── Given data
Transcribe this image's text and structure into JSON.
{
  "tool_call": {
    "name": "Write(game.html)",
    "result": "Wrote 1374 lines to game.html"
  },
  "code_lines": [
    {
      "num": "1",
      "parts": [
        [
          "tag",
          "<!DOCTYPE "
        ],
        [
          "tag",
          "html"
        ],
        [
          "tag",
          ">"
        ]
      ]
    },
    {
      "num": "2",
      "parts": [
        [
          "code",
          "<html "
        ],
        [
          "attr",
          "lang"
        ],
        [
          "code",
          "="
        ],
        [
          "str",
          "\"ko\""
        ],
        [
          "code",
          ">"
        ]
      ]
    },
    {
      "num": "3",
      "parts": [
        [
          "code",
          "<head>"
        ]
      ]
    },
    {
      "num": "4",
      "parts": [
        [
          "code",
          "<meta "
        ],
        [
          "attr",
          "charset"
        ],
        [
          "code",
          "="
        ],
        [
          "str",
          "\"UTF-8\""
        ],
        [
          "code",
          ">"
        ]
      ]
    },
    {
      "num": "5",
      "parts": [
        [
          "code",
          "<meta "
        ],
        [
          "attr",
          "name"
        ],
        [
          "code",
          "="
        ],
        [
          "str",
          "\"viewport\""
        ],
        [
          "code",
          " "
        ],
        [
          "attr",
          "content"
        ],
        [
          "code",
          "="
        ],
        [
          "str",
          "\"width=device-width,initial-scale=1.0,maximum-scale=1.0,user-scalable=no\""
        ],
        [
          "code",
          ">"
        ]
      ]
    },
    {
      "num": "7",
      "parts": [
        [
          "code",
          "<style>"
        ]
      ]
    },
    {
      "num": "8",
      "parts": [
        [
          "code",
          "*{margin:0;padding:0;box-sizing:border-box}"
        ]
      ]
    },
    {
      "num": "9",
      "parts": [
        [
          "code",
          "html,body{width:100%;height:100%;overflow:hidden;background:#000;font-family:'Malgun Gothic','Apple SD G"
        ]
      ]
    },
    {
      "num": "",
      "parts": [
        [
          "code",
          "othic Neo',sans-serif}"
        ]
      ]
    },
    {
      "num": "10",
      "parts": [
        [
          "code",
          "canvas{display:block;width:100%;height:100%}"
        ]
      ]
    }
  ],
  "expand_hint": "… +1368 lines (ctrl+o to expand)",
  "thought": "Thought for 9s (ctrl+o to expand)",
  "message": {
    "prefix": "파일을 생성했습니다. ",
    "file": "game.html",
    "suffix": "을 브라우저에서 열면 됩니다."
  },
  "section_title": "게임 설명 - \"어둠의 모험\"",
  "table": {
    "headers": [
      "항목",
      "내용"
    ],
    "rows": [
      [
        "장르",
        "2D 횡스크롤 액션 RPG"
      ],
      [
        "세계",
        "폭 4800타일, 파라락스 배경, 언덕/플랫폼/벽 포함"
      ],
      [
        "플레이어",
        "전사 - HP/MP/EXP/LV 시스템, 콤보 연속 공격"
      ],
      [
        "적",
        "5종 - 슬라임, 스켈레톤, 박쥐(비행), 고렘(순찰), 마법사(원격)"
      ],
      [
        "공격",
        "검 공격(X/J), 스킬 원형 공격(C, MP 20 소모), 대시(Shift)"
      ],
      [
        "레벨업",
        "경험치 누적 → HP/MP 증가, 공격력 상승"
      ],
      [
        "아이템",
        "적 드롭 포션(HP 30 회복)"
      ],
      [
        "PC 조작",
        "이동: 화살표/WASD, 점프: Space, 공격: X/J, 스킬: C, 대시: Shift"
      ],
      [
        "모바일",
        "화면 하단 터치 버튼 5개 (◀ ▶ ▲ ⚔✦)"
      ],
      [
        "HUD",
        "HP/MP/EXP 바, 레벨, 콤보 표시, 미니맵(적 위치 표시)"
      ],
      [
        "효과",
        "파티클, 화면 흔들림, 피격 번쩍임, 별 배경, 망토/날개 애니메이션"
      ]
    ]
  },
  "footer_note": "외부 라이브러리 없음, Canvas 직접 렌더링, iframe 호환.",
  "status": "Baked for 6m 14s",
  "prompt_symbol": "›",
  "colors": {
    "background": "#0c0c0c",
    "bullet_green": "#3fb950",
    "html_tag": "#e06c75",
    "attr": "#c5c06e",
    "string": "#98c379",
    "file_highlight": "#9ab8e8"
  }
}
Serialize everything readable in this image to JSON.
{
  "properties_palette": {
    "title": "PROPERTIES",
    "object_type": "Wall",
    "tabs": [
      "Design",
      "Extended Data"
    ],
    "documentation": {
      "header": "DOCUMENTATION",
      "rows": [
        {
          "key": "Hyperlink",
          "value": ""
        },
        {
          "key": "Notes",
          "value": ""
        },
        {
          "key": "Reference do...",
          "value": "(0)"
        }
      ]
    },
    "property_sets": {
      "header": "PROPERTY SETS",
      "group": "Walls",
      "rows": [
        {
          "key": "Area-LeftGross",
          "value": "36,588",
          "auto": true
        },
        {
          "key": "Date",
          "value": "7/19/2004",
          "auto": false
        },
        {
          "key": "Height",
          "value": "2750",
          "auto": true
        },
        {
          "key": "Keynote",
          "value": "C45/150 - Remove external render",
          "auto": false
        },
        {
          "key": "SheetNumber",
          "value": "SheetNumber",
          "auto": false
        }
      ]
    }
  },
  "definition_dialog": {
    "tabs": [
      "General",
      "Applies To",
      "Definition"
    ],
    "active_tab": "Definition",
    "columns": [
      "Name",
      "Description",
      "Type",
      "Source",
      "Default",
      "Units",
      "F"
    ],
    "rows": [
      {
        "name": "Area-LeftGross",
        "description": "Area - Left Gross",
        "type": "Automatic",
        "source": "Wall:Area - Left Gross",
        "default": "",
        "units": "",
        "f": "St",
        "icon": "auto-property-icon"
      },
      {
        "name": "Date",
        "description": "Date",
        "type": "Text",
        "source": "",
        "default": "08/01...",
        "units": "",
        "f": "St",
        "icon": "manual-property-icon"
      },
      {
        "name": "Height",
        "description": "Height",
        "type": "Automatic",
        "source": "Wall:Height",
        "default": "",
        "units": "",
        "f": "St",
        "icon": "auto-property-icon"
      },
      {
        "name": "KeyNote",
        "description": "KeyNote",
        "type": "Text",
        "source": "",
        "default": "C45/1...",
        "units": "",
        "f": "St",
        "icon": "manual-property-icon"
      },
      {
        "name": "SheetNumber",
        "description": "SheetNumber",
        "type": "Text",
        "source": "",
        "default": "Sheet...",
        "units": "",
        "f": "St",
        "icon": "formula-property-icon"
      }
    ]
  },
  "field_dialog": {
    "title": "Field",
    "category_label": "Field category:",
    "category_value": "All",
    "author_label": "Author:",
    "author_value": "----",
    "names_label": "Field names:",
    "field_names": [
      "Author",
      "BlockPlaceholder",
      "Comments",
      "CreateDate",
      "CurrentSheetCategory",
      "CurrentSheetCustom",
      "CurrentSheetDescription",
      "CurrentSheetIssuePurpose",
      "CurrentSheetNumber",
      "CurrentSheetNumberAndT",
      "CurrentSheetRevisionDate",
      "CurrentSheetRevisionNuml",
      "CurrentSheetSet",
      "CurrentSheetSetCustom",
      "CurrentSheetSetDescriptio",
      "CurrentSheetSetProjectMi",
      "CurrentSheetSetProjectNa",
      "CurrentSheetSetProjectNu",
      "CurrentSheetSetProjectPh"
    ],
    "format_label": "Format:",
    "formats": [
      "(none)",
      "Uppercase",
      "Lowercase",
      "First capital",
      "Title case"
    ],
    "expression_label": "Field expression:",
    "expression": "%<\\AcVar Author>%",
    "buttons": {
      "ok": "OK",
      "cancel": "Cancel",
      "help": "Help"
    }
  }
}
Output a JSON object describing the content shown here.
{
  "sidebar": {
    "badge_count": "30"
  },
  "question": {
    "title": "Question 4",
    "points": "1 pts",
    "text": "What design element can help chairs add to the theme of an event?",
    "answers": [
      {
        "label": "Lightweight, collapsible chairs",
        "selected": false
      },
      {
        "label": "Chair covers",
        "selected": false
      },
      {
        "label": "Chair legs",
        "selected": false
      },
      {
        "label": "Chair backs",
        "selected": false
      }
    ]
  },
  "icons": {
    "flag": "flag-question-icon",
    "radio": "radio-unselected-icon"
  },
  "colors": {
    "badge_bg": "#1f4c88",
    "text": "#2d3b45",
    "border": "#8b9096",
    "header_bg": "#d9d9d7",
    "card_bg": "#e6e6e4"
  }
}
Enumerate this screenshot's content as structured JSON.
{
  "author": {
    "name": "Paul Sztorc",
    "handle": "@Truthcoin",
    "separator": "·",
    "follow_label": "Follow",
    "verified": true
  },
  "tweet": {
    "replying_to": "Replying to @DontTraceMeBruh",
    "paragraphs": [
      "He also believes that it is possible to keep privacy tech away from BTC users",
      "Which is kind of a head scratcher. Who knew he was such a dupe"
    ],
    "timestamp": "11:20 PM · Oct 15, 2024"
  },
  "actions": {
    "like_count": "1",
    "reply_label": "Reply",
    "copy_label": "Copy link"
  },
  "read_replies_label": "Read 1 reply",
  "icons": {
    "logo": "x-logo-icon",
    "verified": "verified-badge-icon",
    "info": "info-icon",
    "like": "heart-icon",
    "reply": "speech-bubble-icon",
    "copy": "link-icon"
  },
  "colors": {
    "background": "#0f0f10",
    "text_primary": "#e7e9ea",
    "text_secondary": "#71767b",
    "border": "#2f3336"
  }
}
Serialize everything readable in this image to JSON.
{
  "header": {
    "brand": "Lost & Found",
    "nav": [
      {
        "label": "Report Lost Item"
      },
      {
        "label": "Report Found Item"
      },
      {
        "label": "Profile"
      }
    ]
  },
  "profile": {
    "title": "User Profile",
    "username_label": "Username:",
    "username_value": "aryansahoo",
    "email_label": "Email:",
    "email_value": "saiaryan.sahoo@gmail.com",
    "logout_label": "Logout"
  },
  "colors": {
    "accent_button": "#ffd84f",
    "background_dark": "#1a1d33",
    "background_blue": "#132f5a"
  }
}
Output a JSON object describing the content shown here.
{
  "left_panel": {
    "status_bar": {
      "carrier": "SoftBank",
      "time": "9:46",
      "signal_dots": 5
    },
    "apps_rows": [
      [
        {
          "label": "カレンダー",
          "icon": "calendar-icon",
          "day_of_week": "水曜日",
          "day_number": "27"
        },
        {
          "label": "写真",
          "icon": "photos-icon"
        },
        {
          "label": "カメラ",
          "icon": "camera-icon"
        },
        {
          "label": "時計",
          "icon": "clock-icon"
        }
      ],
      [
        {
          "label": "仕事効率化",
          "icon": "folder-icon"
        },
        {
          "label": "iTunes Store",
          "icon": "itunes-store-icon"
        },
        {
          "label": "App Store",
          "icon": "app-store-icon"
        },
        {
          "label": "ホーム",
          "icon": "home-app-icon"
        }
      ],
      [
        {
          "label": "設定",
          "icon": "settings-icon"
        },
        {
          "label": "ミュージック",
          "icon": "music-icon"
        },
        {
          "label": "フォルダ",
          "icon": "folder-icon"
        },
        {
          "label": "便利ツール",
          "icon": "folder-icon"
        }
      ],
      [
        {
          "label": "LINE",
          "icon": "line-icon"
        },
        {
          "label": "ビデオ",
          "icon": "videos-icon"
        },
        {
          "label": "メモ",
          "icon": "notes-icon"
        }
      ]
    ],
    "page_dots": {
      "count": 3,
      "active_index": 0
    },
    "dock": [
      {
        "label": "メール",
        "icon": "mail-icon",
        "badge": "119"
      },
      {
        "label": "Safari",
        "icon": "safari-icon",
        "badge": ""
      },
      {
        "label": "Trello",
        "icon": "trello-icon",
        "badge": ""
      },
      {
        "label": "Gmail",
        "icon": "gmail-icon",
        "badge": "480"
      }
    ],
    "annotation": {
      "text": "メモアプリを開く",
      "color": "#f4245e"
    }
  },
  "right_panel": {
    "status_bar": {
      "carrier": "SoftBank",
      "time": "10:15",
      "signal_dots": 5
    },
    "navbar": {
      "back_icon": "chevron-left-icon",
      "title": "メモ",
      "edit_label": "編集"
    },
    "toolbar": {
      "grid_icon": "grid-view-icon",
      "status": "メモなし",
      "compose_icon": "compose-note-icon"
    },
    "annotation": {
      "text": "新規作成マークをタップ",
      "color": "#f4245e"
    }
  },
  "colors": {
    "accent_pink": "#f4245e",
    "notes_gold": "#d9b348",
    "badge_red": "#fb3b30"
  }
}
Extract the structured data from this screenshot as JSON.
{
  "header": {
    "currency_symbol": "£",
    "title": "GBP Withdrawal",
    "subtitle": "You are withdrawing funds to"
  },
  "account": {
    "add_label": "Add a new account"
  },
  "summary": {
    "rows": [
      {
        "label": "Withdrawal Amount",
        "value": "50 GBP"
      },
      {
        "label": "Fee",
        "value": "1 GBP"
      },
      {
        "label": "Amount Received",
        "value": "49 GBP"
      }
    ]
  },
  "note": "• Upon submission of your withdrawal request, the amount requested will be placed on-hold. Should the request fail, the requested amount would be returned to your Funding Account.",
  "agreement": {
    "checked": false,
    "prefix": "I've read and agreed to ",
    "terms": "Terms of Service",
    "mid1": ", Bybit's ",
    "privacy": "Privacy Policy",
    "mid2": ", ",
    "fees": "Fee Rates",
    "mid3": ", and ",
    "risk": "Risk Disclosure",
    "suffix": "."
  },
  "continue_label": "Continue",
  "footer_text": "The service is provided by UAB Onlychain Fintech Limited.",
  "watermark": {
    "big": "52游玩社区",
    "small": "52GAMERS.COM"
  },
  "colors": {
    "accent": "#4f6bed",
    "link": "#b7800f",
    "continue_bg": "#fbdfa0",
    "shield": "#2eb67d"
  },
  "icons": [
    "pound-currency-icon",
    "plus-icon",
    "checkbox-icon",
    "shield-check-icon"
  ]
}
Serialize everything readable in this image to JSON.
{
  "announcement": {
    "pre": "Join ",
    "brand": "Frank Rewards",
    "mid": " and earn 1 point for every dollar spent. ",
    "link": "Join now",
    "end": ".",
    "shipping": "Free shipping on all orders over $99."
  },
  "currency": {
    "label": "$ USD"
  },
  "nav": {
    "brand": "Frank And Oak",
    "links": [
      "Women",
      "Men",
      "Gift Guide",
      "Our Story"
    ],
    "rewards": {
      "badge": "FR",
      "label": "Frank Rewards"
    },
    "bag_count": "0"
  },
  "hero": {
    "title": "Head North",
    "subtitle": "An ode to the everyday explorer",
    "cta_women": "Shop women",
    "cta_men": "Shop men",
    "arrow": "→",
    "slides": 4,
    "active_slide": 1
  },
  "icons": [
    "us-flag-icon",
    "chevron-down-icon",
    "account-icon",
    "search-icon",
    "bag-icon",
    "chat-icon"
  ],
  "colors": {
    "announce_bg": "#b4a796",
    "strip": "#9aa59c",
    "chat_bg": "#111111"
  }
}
────
* Task requirements: Copy each line from the data above that includes "content".

* Full response:
          "content"
Output a JSON object describing the content shown here.
Enumerate this screenshot's content as structured JSON.
Output a JSON object describing the content shown here.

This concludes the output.